__Written request__:
Separate out the lines that hold "screenshot".

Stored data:
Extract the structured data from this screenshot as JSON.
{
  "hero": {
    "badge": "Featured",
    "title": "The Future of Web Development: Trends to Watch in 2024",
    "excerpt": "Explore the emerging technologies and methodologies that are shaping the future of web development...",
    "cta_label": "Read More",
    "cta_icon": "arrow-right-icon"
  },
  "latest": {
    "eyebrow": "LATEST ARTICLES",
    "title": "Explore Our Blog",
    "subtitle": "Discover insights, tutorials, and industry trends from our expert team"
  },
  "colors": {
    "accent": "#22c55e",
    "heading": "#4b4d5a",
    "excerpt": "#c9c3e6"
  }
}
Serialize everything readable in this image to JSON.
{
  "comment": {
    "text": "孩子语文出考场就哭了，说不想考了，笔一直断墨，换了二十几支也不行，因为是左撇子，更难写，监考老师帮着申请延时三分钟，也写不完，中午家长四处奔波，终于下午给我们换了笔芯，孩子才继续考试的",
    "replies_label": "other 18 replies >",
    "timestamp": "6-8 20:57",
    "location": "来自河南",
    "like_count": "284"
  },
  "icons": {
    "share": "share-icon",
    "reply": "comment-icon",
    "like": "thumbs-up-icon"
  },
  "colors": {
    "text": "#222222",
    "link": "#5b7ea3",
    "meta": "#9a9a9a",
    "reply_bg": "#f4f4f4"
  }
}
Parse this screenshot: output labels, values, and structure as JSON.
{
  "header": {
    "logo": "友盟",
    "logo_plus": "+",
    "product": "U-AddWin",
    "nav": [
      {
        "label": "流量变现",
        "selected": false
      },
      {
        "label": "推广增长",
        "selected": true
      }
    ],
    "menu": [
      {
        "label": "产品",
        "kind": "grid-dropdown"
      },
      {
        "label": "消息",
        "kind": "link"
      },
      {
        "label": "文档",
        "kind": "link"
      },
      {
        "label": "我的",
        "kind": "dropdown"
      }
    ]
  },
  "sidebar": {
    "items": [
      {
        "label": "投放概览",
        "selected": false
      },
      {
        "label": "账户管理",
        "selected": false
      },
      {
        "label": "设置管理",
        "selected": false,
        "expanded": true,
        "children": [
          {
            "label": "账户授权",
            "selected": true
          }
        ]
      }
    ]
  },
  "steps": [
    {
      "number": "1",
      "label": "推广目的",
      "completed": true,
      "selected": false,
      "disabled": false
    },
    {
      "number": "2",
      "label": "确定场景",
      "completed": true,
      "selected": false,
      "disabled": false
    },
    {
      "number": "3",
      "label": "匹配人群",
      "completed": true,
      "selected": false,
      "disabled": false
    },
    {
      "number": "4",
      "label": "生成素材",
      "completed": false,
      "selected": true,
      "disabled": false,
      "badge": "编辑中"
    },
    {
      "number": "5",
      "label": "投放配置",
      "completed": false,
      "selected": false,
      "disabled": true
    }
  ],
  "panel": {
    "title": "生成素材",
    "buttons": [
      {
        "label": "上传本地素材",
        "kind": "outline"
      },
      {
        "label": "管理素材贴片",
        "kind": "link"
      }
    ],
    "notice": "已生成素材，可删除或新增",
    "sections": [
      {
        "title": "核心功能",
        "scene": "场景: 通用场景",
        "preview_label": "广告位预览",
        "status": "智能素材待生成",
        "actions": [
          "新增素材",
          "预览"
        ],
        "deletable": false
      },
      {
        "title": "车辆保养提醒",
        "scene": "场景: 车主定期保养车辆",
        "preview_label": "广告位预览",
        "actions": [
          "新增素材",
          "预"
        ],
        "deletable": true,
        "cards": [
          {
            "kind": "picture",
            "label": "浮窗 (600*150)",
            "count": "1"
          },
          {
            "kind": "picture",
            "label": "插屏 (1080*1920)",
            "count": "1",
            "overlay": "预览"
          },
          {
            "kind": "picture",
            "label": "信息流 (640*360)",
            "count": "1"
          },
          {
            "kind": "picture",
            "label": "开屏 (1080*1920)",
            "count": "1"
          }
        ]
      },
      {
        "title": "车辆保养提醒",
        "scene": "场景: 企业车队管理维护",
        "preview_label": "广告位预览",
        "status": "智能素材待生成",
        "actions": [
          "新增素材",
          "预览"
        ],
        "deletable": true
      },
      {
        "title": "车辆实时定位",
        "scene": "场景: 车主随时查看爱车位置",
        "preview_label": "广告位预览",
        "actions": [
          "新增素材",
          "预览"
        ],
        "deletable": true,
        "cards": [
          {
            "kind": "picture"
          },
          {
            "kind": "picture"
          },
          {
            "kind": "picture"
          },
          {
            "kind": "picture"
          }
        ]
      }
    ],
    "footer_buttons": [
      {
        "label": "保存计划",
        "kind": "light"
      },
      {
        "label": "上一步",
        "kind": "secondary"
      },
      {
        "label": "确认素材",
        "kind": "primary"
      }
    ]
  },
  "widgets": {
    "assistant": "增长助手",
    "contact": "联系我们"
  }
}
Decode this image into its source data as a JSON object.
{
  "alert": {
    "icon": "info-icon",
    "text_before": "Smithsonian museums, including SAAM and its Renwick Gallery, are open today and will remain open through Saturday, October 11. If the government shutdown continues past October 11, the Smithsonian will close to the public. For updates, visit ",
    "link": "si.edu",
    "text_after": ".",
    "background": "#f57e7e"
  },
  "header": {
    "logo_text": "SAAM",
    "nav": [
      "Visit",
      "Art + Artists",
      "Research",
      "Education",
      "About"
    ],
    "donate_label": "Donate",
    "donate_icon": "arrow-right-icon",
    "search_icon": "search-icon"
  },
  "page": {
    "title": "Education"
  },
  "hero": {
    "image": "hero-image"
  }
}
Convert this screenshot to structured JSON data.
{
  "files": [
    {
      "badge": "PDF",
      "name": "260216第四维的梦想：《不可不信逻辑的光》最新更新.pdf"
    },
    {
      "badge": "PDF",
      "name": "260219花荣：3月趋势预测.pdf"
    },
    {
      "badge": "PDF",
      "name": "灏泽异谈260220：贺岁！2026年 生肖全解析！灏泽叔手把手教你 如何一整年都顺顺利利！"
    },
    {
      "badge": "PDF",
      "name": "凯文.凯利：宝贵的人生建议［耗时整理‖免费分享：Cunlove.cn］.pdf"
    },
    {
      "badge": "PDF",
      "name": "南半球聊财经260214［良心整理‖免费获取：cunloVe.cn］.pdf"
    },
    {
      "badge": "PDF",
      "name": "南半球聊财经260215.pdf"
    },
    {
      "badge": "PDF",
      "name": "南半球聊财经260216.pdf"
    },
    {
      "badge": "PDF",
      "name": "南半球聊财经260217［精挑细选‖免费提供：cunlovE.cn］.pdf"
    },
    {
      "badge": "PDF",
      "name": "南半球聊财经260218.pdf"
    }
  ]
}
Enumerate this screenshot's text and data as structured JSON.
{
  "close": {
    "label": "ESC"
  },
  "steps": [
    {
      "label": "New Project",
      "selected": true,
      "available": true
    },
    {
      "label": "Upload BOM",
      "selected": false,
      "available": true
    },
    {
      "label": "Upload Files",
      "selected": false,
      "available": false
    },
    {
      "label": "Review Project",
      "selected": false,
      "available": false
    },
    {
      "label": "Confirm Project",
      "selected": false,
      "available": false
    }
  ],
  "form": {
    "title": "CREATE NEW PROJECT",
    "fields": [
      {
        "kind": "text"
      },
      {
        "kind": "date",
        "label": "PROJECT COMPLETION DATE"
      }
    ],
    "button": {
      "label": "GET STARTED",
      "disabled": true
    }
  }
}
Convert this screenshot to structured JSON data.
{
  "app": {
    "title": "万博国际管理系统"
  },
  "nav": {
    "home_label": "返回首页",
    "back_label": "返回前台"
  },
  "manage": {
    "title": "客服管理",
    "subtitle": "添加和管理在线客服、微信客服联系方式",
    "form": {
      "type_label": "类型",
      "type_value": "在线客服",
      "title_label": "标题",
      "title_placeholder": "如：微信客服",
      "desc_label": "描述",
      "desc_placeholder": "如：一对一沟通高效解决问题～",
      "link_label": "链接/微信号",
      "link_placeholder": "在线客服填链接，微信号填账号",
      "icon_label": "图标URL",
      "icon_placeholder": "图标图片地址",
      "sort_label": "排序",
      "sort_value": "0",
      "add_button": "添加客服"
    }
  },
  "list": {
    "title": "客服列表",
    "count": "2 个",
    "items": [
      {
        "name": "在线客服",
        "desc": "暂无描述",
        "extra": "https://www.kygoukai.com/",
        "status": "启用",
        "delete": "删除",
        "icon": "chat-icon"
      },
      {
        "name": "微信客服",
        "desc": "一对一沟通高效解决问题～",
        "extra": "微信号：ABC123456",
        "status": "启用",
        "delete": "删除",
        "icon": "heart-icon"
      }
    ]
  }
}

__Exercise solution__:
Extract the structured data from this screenshot as JSON.
Parse this screenshot: output labels, values, and structure as JSON.
Convert this screenshot to structured JSON data.
Enumerate this screenshot's text and data as structured JSON.
Convert this screenshot to structured JSON data.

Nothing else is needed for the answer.